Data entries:

● ● ●

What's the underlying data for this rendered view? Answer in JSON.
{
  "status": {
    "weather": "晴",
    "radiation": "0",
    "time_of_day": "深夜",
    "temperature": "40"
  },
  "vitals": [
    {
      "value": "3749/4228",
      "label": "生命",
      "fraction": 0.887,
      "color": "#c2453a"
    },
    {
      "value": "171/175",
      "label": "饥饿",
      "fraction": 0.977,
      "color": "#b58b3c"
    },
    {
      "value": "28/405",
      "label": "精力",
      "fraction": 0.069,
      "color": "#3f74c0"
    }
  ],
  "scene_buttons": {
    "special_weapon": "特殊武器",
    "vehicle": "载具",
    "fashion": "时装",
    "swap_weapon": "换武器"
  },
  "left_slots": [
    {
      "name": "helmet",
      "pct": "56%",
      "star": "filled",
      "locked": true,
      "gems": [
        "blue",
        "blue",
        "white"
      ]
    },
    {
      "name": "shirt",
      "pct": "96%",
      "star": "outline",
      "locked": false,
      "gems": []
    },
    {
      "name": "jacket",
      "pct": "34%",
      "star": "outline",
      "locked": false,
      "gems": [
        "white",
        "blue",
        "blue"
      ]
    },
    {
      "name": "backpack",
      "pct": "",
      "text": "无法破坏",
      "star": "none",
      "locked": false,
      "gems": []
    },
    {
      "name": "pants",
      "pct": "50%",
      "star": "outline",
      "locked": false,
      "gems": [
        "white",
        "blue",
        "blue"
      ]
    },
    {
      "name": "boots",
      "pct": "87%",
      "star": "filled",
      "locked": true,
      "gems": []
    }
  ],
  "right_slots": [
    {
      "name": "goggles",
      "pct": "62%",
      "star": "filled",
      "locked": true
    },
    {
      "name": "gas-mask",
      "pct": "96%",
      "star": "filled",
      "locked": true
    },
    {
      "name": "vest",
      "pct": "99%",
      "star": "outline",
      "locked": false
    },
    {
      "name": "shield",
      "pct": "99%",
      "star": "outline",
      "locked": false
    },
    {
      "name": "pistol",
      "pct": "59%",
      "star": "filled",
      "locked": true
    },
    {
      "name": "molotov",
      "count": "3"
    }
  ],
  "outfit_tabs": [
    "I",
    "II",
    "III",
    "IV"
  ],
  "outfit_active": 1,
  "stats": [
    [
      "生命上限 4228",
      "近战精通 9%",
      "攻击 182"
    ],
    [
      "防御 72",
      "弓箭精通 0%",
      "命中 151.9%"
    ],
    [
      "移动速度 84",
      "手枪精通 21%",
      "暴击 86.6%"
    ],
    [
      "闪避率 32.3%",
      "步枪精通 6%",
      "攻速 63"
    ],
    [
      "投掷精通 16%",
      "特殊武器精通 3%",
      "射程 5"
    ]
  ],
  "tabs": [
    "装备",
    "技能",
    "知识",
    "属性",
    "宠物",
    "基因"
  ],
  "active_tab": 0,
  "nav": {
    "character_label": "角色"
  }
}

● ● ●

Aim of the task —
Read through the entries and copy each line in which "fraction" appears.

Right answer —
      "fraction": 0.887,
      "fraction": 0.977,
      "fraction": 0.069,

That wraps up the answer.